**引用した文章**
▽
Online Journal
電子ジャーナル
IF値: 1.878(2021年)→1.8(2022年)

英文誌(2004-)

Journal of Medical Ultrasonics

一度このページでloginされますと,Springerサイト
にて英文誌のFull textを閲覧することができます.

cover

2012 - Vol.39

Vol.39 No.Supplement

一般口演
体表臓器:体表臓器

(S489)

皮膚科領域における超音波診断の有用性

Usefullness of ultrasonography in dermatological practice

谷口 真由美1, 畠 二郎2, 竹之内 陽子1, 中武 恵子1, 岩井 美喜1, 麓 由起子1, 小島 健次1, 今村 祐志2, 眞部 紀明2, 春間 賢3

Mayumi TANIGUCHI1, Jiro HATA2, Yoko TAKENOUCHI1, Keiko NAKATAKE1, Miki IWAI1, Yukiko FUMOTO1, Kenji KOJIMA1, Hiroshi IMAMURA2, Noriaki MANABE2, Ken HARUMA3

1川崎医科大学附属病院中央検査部, 2川崎医科大学検査診断学, 3川崎医科大学消化管内科学

1Department of Clinical Laboratory, Kawasaki Medical School Hospital, 2Division of Endoscopy and Ultrasound, Department of Clinical Pathology and Laboratory Medicine, Kawasaki Medical School, 3Division of Gastroenterology, Department of Internal Medicine, Kawasaki Medical School

キーワード :

【背景および目的】
皮膚・軟部組織病変に対する超音波検査(以下US)は,簡便かつ非侵襲的に高分解な画像を得られるなどの長所を有し,存在および質的診断に有用であるが,その診断能を検討した報告は少ない.そこで各種皮膚・軟部組織病変の診断におけるUSの有用性を検討した.
【対象】
2010年1月から2011年7月までの間に当院で皮膚・軟部組織病変に対しUSを施行した367例中,病理組織学的に診断の確定した95例(腫瘍性病変49例:脂肪腫19例,皮膚癌5例,皮膚線維腫4例,神経鞘腫3例,悪性線維性組織球腫2例,奇形腫2例,石灰化上皮腫2例,その他悪性黒色腫など12例,非腫瘍性病変46例:粉瘤21例,炎症性粉瘤4例,転移性リンパ節4例,肉芽腫2例,その他うっ血性皮膚炎など15例).
【方法】
US施行前に外来担当医が診断を決定(以下臨床診断).検者は経験年数3〜10年の臨床検査技師5名.病変部を直接接触,音響カプラを介在,水浸のいずれかにて観察.主座,形態,血流シグナルからUS診断を決定.使用機種は東芝社製SSA-700A.プローブは12MHz,8MHz,7MHzリニアを適宜使用.確定診断は病理組織学的検索により決定し,臨床診断,US診断の各診断能を比較検討した.
△
**入力データ**
▽
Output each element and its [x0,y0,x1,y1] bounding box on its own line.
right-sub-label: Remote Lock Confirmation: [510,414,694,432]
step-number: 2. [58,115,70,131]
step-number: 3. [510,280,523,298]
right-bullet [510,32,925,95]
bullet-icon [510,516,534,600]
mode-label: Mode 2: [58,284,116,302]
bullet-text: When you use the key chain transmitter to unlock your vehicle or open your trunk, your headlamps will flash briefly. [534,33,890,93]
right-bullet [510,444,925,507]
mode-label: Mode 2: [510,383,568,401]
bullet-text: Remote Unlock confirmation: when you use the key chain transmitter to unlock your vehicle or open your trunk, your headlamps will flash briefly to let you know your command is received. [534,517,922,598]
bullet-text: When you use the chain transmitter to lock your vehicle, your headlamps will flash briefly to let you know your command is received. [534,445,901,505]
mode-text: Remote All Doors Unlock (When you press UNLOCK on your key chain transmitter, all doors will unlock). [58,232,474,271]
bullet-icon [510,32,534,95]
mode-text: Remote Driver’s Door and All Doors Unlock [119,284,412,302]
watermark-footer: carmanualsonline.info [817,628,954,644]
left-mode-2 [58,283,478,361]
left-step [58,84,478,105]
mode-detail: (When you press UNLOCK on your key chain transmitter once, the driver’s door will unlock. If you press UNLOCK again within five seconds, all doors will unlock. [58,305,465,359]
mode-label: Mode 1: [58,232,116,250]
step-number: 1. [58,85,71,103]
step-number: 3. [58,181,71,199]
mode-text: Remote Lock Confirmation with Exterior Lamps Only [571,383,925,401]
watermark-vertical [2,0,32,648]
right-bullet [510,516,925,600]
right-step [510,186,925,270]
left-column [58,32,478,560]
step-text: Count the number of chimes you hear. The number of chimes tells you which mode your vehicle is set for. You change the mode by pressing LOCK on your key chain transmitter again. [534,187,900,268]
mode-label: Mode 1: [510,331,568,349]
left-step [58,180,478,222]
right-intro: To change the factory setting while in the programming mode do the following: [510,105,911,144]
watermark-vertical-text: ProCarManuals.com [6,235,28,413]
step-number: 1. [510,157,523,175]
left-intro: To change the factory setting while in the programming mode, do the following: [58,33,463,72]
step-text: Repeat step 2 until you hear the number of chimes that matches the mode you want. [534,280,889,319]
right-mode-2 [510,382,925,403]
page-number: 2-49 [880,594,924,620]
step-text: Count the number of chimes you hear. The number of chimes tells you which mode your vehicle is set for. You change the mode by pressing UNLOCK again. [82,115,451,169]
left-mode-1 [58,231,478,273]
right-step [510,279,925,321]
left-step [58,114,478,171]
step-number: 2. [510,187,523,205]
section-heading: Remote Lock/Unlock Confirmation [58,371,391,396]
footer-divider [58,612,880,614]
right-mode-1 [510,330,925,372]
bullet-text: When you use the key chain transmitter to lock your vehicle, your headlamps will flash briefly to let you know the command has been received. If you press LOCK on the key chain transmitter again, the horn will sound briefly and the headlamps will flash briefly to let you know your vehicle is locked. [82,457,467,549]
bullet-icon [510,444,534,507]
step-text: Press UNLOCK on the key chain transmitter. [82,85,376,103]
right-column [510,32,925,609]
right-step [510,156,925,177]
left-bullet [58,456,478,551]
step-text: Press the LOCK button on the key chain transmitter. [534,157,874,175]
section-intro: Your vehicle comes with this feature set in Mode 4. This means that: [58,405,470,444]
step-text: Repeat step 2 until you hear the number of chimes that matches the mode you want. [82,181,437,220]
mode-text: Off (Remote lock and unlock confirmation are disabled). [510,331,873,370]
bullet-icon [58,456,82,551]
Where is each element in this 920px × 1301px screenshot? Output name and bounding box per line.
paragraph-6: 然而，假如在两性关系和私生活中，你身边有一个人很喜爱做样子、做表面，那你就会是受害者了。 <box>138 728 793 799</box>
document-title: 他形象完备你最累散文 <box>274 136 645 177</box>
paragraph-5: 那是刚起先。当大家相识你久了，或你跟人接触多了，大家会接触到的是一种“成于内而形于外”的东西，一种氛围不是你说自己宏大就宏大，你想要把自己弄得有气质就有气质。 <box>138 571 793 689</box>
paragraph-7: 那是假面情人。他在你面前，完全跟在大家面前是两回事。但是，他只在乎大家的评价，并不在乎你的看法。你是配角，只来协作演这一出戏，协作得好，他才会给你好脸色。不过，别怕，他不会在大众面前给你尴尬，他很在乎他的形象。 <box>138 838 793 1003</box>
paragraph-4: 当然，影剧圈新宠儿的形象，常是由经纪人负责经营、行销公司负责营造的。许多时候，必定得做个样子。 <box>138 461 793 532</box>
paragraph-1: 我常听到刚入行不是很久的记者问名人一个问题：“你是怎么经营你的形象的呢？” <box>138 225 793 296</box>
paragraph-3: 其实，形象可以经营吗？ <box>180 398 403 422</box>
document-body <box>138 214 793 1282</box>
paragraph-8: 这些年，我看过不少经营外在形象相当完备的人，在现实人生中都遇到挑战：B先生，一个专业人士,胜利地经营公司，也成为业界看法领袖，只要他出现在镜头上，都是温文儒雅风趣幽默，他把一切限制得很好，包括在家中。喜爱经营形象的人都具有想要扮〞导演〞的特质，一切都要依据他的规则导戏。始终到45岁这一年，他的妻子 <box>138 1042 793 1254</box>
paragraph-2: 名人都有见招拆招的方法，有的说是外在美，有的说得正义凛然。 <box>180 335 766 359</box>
△
**作業のお願い 1**
皮膚科領域の超音波診断についての文章では、US診断にどの機種を使いましたか。
**作業のお願い 2**
皮膚科領域の超音波診断についての文章を、【方法】の段落のあとから続けてください。

**作業の結果 1**
東芝社製SSA-700Aです。

**作業の結果 2**
【結果】
全病変に対する正診率は臨床診断45.3%(43/95),US診断67.4%(64/95),腫瘍性病変に対する正診率は臨床診断44.9%(22/49),US診断65.3%(32/49),非腫瘍性病変に対する正診率は臨床診断45.7%(21/46),US診断69.6%(32/46),炎症性病変の正診率は臨床診断55.6%(5/9),US診断77.8%(7/9)であった.最多病変は粉瘤で全体の22%を占め,その正診率は臨床診断47.6%(10/21),US診断90.5%(19/21),炎症性粉瘤は臨床診断,US診断ともに50%(2/4)であった.次に多い病変は脂肪腫で全体の20%を占め,正診率は臨床診断68.4%(13/19),US診断94.7%(18/19)であった.臨床診断誤診52例中22例(42.3%)はUSにて正診され,US誤診33例中5例(15.2%)は臨床診断で正診されていた.USで悪性と診断したが,病理診断上良性であった症例が7例存在した.また,US正診率は検者間で有意差を認めなかった.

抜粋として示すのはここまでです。